Materials provided –

►

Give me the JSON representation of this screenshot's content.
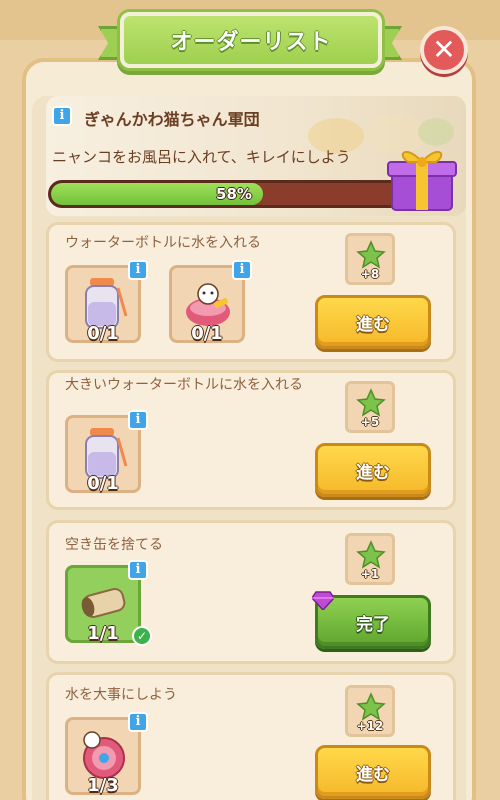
{
  "header": {
    "title": "オーダーリスト",
    "close_icon": "close-icon"
  },
  "mission": {
    "title": "ぎゃんかわ猫ちゃん軍団",
    "description": "ニャンコをお風呂に入れて、キレイにしよう",
    "progress_label": "58%",
    "progress_fraction": 0.58,
    "reward_icon": "gift-box-icon"
  },
  "tasks": [
    {
      "title": "ウォーターボトルに水を入れる",
      "items": [
        {
          "icon": "water-bottle-icon",
          "qty": "0/1",
          "done": false
        },
        {
          "icon": "cat-bath-icon",
          "qty": "0/1",
          "done": false
        }
      ],
      "reward": "+8",
      "button": "進む",
      "button_state": "go"
    },
    {
      "title": "大きいウォーターボトルに水を入れる",
      "items": [
        {
          "icon": "water-bottle-icon",
          "qty": "0/1",
          "done": false
        }
      ],
      "reward": "+5",
      "button": "進む",
      "button_state": "go"
    },
    {
      "title": "空き缶を捨てる",
      "items": [
        {
          "icon": "empty-can-icon",
          "qty": "1/1",
          "done": true
        }
      ],
      "reward": "+1",
      "button": "完了",
      "button_state": "complete"
    },
    {
      "title": "水を大事にしよう",
      "items": [
        {
          "icon": "cat-hose-icon",
          "qty": "1/3",
          "done": false
        }
      ],
      "reward": "+12",
      "button": "進む",
      "button_state": "go"
    }
  ],
  "colors": {
    "banner_green": "#9fd04f",
    "button_yellow": "#f5b82a",
    "button_green": "#5ea62e",
    "progress_green": "#72c23a",
    "progress_track": "#8a3d2a",
    "text_brown": "#6a3e23"
  }
}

◄

What is needed –
Search the listing for the word "icon". Copy every line in which it occurs.

Exercise solution –
    "close_icon": "close-icon"
    "reward_icon": "gift-box-icon"
          "icon": "water-bottle-icon",
          "icon": "cat-bath-icon",
          "icon": "water-bottle-icon",
          "icon": "empty-can-icon",
          "icon": "cat-hose-icon",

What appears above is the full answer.